* Start DATA RECORDS *

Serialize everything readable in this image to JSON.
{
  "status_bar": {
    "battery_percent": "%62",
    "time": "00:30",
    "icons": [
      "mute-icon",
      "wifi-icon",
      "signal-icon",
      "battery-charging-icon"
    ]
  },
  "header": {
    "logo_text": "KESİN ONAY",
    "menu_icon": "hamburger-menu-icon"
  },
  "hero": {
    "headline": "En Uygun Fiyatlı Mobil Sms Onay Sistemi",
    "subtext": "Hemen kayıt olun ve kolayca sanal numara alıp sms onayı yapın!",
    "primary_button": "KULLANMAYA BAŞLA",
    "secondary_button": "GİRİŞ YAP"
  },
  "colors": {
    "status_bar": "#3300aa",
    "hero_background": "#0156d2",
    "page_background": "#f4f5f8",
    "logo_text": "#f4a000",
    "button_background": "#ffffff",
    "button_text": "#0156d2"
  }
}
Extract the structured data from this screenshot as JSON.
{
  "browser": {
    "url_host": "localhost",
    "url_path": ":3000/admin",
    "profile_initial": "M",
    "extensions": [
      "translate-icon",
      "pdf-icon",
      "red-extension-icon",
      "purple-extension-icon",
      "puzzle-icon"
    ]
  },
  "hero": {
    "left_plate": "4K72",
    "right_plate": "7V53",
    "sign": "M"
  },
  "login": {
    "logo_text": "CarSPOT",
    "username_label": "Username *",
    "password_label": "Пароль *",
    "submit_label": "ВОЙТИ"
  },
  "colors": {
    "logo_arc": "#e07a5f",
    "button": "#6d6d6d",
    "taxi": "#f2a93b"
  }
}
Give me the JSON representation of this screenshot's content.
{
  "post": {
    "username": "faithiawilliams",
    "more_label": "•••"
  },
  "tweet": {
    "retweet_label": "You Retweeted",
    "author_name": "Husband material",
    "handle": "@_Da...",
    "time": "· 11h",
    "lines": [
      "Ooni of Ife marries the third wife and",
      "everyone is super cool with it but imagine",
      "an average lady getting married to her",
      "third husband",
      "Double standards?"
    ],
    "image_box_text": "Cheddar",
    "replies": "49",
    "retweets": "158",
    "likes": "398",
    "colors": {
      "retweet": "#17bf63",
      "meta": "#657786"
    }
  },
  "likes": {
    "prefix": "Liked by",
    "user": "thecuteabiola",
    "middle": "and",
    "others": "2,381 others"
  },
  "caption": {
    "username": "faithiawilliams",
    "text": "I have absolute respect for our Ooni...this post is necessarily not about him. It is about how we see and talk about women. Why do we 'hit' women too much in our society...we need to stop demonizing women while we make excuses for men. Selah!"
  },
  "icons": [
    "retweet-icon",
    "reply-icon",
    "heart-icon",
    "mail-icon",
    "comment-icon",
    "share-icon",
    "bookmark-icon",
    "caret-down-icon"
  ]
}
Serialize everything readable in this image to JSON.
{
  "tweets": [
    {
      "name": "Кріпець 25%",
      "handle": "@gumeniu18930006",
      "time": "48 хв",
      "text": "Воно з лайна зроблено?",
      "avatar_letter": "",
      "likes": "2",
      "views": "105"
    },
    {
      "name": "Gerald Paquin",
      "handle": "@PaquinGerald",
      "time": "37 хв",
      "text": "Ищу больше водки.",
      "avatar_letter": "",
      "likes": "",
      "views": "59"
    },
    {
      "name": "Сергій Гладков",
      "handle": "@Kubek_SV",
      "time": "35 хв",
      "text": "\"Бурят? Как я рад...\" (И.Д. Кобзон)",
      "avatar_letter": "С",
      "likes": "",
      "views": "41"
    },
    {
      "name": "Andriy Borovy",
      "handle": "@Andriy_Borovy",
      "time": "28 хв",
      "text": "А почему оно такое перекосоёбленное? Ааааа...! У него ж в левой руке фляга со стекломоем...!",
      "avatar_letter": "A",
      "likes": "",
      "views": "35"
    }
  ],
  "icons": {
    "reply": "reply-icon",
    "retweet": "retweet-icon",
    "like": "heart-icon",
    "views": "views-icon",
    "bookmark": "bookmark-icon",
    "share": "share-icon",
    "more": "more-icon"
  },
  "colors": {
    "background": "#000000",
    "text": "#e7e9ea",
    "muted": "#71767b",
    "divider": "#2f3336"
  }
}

* End DATA RECORDS *

EXERCISE INSTRUCTIONS: How many lines of these entries contain the string "time"? Reply with the number alone.

RESULT: 6